[Source records]
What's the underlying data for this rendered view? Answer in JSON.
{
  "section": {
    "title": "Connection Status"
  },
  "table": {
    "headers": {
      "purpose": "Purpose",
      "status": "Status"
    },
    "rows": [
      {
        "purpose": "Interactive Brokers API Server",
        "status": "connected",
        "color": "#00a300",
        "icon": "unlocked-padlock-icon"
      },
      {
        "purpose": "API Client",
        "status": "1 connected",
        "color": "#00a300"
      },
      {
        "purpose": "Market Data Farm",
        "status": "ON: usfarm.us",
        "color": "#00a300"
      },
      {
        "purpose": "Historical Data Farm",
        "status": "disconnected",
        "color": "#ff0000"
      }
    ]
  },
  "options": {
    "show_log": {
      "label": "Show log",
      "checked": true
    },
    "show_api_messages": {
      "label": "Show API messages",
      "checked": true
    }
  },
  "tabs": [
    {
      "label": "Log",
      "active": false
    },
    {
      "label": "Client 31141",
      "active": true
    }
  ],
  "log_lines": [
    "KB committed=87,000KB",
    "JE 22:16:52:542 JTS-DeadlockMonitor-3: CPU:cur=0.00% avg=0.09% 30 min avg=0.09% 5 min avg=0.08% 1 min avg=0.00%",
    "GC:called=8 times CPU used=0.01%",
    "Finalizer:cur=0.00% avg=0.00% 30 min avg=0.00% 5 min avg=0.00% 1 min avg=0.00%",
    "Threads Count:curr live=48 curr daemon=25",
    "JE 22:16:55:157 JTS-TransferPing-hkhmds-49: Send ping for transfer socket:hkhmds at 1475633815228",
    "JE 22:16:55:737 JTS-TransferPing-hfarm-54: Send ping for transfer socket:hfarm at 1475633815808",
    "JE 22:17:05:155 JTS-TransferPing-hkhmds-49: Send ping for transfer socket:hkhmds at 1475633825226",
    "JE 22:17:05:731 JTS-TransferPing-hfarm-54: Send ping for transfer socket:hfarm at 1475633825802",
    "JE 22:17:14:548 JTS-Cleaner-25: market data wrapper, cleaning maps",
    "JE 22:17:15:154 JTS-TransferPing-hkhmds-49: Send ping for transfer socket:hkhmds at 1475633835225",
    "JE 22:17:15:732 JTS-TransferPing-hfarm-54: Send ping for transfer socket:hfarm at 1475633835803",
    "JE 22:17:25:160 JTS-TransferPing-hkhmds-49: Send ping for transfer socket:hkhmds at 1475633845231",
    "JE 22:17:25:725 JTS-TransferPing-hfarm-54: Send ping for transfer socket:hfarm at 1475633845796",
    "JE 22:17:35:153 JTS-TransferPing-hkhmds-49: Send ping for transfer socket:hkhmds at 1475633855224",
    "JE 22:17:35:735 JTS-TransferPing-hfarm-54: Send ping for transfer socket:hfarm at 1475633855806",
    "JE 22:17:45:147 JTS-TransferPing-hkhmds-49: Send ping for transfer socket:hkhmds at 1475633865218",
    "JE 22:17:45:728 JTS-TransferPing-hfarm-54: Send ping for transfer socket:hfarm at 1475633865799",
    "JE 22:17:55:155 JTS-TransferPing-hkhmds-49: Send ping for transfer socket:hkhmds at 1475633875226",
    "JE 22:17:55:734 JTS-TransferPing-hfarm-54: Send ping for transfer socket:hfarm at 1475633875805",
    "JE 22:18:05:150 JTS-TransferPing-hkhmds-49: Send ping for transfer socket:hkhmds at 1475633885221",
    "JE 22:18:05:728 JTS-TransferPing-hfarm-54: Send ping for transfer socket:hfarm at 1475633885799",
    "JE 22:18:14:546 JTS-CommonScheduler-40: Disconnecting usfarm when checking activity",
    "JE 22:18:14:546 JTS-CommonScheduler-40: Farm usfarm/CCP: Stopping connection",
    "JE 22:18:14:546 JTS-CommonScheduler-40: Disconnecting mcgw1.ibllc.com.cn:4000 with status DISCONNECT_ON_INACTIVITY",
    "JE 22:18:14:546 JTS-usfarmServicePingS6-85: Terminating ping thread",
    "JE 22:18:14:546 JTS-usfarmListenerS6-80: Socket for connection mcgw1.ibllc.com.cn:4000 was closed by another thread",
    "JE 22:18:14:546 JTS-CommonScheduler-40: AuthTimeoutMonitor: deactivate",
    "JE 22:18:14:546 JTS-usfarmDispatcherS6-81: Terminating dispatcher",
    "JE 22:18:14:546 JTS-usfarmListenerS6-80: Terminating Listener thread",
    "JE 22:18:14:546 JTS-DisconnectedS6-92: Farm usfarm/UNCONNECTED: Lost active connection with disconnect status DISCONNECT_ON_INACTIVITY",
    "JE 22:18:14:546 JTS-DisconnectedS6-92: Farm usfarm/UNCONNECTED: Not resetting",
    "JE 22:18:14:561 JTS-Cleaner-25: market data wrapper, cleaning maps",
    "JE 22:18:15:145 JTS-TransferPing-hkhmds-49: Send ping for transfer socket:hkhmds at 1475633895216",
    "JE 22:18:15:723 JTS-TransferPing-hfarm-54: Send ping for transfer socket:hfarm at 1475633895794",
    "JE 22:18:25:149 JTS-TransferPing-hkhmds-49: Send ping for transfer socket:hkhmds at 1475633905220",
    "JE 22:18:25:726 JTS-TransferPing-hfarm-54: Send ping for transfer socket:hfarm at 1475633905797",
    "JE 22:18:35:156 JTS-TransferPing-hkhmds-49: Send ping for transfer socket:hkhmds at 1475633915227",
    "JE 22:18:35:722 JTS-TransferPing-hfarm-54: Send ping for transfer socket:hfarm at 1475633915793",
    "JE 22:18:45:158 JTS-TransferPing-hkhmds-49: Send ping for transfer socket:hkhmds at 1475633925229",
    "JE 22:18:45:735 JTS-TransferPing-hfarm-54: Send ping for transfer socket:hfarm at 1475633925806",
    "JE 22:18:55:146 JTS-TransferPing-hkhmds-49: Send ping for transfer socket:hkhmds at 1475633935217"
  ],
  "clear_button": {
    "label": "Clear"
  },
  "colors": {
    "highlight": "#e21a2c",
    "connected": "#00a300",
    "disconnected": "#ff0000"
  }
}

--- Short task ---
Extract the complete data, matching each line exactly.

--- The completed task ---
What's the underlying data for this rendered view? Answer in JSON.
{
  "section": {
    "title": "Connection Status"
  },
  "table": {
    "headers": {
      "purpose": "Purpose",
      "status": "Status"
    },
    "rows": [
      {
        "purpose": "Interactive Brokers API Server",
        "status": "connected",
        "color": "#00a300",
        "icon": "unlocked-padlock-icon"
      },
      {
        "purpose": "API Client",
        "status": "1 connected",
        "color": "#00a300"
      },
      {
        "purpose": "Market Data Farm",
        "status": "ON: usfarm.us",
        "color": "#00a300"
      },
      {
        "purpose": "Historical Data Farm",
        "status": "disconnected",
        "color": "#ff0000"
      }
    ]
  },
  "options": {
    "show_log": {
      "label": "Show log",
      "checked": true
    },
    "show_api_messages": {
      "label": "Show API messages",
      "checked": true
    }
  },
  "tabs": [
    {
      "label": "Log",
      "active": false
    },
    {
      "label": "Client 31141",
      "active": true
    }
  ],
  "log_lines": [
    "KB committed=87,000KB",
    "JE 22:16:52:542 JTS-DeadlockMonitor-3: CPU:cur=0.00% avg=0.09% 30 min avg=0.09% 5 min avg=0.08% 1 min avg=0.00%",
    "GC:called=8 times CPU used=0.01%",
    "Finalizer:cur=0.00% avg=0.00% 30 min avg=0.00% 5 min avg=0.00% 1 min avg=0.00%",
    "Threads Count:curr live=48 curr daemon=25",
    "JE 22:16:55:157 JTS-TransferPing-hkhmds-49: Send ping for transfer socket:hkhmds at 1475633815228",
    "JE 22:16:55:737 JTS-TransferPing-hfarm-54: Send ping for transfer socket:hfarm at 1475633815808",
    "JE 22:17:05:155 JTS-TransferPing-hkhmds-49: Send ping for transfer socket:hkhmds at 1475633825226",
    "JE 22:17:05:731 JTS-TransferPing-hfarm-54: Send ping for transfer socket:hfarm at 1475633825802",
    "JE 22:17:14:548 JTS-Cleaner-25: market data wrapper, cleaning maps",
    "JE 22:17:15:154 JTS-TransferPing-hkhmds-49: Send ping for transfer socket:hkhmds at 1475633835225",
    "JE 22:17:15:732 JTS-TransferPing-hfarm-54: Send ping for transfer socket:hfarm at 1475633835803",
    "JE 22:17:25:160 JTS-TransferPing-hkhmds-49: Send ping for transfer socket:hkhmds at 1475633845231",
    "JE 22:17:25:725 JTS-TransferPing-hfarm-54: Send ping for transfer socket:hfarm at 1475633845796",
    "JE 22:17:35:153 JTS-TransferPing-hkhmds-49: Send ping for transfer socket:hkhmds at 1475633855224",
    "JE 22:17:35:735 JTS-TransferPing-hfarm-54: Send ping for transfer socket:hfarm at 1475633855806",
    "JE 22:17:45:147 JTS-TransferPing-hkhmds-49: Send ping for transfer socket:hkhmds at 1475633865218",
    "JE 22:17:45:728 JTS-TransferPing-hfarm-54: Send ping for transfer socket:hfarm at 1475633865799",
    "JE 22:17:55:155 JTS-TransferPing-hkhmds-49: Send ping for transfer socket:hkhmds at 1475633875226",
    "JE 22:17:55:734 JTS-TransferPing-hfarm-54: Send ping for transfer socket:hfarm at 1475633875805",
    "JE 22:18:05:150 JTS-TransferPing-hkhmds-49: Send ping for transfer socket:hkhmds at 1475633885221",
    "JE 22:18:05:728 JTS-TransferPing-hfarm-54: Send ping for transfer socket:hfarm at 1475633885799",
    "JE 22:18:14:546 JTS-CommonScheduler-40: Disconnecting usfarm when checking activity",
    "JE 22:18:14:546 JTS-CommonScheduler-40: Farm usfarm/CCP: Stopping connection",
    "JE 22:18:14:546 JTS-CommonScheduler-40: Disconnecting mcgw1.ibllc.com.cn:4000 with status DISCONNECT_ON_INACTIVITY",
    "JE 22:18:14:546 JTS-usfarmServicePingS6-85: Terminating ping thread",
    "JE 22:18:14:546 JTS-usfarmListenerS6-80: Socket for connection mcgw1.ibllc.com.cn:4000 was closed by another thread",
    "JE 22:18:14:546 JTS-CommonScheduler-40: AuthTimeoutMonitor: deactivate",
    "JE 22:18:14:546 JTS-usfarmDispatcherS6-81: Terminating dispatcher",
    "JE 22:18:14:546 JTS-usfarmListenerS6-80: Terminating Listener thread",
    "JE 22:18:14:546 JTS-DisconnectedS6-92: Farm usfarm/UNCONNECTED: Lost active connection with disconnect status DISCONNECT_ON_INACTIVITY",
    "JE 22:18:14:546 JTS-DisconnectedS6-92: Farm usfarm/UNCONNECTED: Not resetting",
    "JE 22:18:14:561 JTS-Cleaner-25: market data wrapper, cleaning maps",
    "JE 22:18:15:145 JTS-TransferPing-hkhmds-49: Send ping for transfer socket:hkhmds at 1475633895216",
    "JE 22:18:15:723 JTS-TransferPing-hfarm-54: Send ping for transfer socket:hfarm at 1475633895794",
    "JE 22:18:25:149 JTS-TransferPing-hkhmds-49: Send ping for transfer socket:hkhmds at 1475633905220",
    "JE 22:18:25:726 JTS-TransferPing-hfarm-54: Send ping for transfer socket:hfarm at 1475633905797",
    "JE 22:18:35:156 JTS-TransferPing-hkhmds-49: Send ping for transfer socket:hkhmds at 1475633915227",
    "JE 22:18:35:722 JTS-TransferPing-hfarm-54: Send ping for transfer socket:hfarm at 1475633915793",
    "JE 22:18:45:158 JTS-TransferPing-hkhmds-49: Send ping for transfer socket:hkhmds at 1475633925229",
    "JE 22:18:45:735 JTS-TransferPing-hfarm-54: Send ping for transfer socket:hfarm at 1475633925806",
    "JE 22:18:55:146 JTS-TransferPing-hkhmds-49: Send ping for transfer socket:hkhmds at 1475633935217"
  ],
  "clear_button": {
    "label": "Clear"
  },
  "colors": {
    "highlight": "#e21a2c",
    "connected": "#00a300",
    "disconnected": "#ff0000"
  }
}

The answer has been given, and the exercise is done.